▸ Work to be completed: Reproduce the data below word for word, keeping every line unchanged and in the same order.

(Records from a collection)
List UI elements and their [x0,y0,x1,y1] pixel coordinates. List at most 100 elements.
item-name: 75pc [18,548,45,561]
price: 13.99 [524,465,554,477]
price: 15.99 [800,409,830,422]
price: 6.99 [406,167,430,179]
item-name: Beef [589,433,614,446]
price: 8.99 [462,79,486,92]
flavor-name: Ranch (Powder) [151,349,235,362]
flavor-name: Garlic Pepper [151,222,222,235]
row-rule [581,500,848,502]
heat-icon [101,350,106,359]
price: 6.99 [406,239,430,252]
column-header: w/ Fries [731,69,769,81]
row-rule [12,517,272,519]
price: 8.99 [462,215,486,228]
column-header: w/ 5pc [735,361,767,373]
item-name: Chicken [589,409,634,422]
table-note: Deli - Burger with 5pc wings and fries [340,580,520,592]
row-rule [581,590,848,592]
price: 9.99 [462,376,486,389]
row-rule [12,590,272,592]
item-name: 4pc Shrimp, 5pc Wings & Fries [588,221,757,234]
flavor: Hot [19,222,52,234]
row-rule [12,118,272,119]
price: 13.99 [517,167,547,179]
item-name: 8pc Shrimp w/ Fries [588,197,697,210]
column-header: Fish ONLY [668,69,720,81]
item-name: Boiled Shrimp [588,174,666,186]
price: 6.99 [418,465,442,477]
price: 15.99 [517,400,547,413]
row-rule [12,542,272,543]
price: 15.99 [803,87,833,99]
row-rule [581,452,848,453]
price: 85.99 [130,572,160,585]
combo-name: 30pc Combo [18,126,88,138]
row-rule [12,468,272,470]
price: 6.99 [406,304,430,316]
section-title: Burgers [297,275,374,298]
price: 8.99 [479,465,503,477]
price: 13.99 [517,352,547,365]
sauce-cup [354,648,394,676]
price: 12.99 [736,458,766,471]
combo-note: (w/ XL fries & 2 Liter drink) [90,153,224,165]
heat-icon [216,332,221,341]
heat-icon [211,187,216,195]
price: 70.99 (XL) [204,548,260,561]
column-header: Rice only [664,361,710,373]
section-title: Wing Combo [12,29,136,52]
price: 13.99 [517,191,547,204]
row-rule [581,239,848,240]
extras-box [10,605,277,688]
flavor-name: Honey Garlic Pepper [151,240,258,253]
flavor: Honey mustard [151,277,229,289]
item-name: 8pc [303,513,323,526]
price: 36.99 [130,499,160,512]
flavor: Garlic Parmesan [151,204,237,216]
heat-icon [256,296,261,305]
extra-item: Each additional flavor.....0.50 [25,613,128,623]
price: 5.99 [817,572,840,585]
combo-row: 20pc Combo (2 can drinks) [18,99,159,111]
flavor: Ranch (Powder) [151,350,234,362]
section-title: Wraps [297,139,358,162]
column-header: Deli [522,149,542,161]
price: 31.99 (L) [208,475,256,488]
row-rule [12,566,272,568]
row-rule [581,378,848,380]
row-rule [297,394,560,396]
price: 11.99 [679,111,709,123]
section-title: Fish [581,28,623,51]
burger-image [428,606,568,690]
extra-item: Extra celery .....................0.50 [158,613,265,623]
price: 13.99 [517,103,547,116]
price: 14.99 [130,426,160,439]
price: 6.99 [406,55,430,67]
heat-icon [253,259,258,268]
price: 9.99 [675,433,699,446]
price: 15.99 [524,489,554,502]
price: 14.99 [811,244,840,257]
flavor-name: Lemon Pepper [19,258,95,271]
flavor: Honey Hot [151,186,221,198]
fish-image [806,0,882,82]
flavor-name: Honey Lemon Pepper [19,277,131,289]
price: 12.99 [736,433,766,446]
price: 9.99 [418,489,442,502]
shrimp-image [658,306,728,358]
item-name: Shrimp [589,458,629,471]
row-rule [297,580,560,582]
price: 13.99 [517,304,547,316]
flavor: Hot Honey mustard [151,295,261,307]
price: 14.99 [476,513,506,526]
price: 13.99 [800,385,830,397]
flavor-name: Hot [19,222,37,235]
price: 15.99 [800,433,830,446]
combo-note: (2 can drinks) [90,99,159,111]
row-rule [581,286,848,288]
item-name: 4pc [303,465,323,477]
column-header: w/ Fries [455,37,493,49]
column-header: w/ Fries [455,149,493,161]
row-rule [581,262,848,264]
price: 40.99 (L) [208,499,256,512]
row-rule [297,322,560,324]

▸ The output:
List UI elements and their [x0,y0,x1,y1] pixel coordinates. List at most 100 elements.
item-name: 75pc [18,548,45,561]
price: 13.99 [524,465,554,477]
price: 15.99 [800,409,830,422]
price: 6.99 [406,167,430,179]
item-name: Beef [589,433,614,446]
price: 8.99 [462,79,486,92]
flavor-name: Ranch (Powder) [151,349,235,362]
flavor-name: Garlic Pepper [151,222,222,235]
row-rule [581,500,848,502]
heat-icon [101,350,106,359]
price: 6.99 [406,239,430,252]
column-header: w/ Fries [731,69,769,81]
row-rule [12,517,272,519]
price: 8.99 [462,215,486,228]
column-header: w/ 5pc [735,361,767,373]
item-name: Chicken [589,409,634,422]
table-note: Deli - Burger with 5pc wings and fries [340,580,520,592]
row-rule [581,590,848,592]
price: 9.99 [462,376,486,389]
row-rule [12,590,272,592]
item-name: 4pc Shrimp, 5pc Wings & Fries [588,221,757,234]
flavor: Hot [19,222,52,234]
row-rule [12,118,272,119]
price: 13.99 [517,167,547,179]
item-name: 8pc Shrimp w/ Fries [588,197,697,210]
column-header: Fish ONLY [668,69,720,81]
item-name: Boiled Shrimp [588,174,666,186]
price: 6.99 [418,465,442,477]
price: 15.99 [517,400,547,413]
row-rule [12,542,272,543]
price: 15.99 [803,87,833,99]
row-rule [581,452,848,453]
price: 85.99 [130,572,160,585]
combo-name: 30pc Combo [18,126,88,138]
row-rule [12,468,272,470]
price: 6.99 [406,304,430,316]
section-title: Burgers [297,275,374,298]
price: 8.99 [479,465,503,477]
price: 13.99 [517,352,547,365]
sauce-cup [354,648,394,676]
price: 12.99 [736,458,766,471]
combo-note: (w/ XL fries & 2 Liter drink) [90,153,224,165]
heat-icon [216,332,221,341]
heat-icon [211,187,216,195]
price: 70.99 (XL) [204,548,260,561]
column-header: Rice only [664,361,710,373]
section-title: Wing Combo [12,29,136,52]
price: 13.99 [517,191,547,204]
row-rule [581,239,848,240]
extras-box [10,605,277,688]
flavor-name: Honey Garlic Pepper [151,240,258,253]
flavor: Honey mustard [151,277,229,289]
item-name: 8pc [303,513,323,526]
price: 36.99 [130,499,160,512]
flavor: Garlic Parmesan [151,204,237,216]
heat-icon [256,296,261,305]
extra-item: Each additional flavor.....0.50 [25,613,128,623]
price: 5.99 [817,572,840,585]
combo-row: 20pc Combo (2 can drinks) [18,99,159,111]
flavor: Ranch (Powder) [151,350,234,362]
section-title: Wraps [297,139,358,162]
column-header: Deli [522,149,542,161]
price: 31.99 (L) [208,475,256,488]
row-rule [12,566,272,568]
row-rule [581,378,848,380]
row-rule [297,394,560,396]
price: 11.99 [679,111,709,123]
section-title: Fish [581,28,623,51]
burger-image [428,606,568,690]
extra-item: Extra celery .....................0.50 [158,613,265,623]
price: 13.99 [517,103,547,116]
price: 14.99 [130,426,160,439]
price: 6.99 [406,55,430,67]
heat-icon [253,259,258,268]
price: 9.99 [675,433,699,446]
price: 15.99 [524,489,554,502]
price: 14.99 [811,244,840,257]
flavor-name: Lemon Pepper [19,258,95,271]
flavor: Honey Hot [151,186,221,198]
fish-image [806,0,882,82]
flavor-name: Honey Lemon Pepper [19,277,131,289]
price: 12.99 [736,433,766,446]
price: 9.99 [418,489,442,502]
shrimp-image [658,306,728,358]
item-name: Shrimp [589,458,629,471]
row-rule [297,580,560,582]
price: 13.99 [517,304,547,316]
flavor: Hot Honey mustard [151,295,261,307]
price: 14.99 [476,513,506,526]
price: 13.99 [800,385,830,397]
flavor-name: Hot [19,222,37,235]
price: 15.99 [800,433,830,446]
combo-note: (2 can drinks) [90,99,159,111]
row-rule [581,286,848,288]
item-name: 4pc [303,465,323,477]
column-header: w/ Fries [455,37,493,49]
column-header: w/ Fries [455,149,493,161]
row-rule [581,262,848,264]
price: 40.99 (L) [208,499,256,512]
row-rule [297,322,560,324]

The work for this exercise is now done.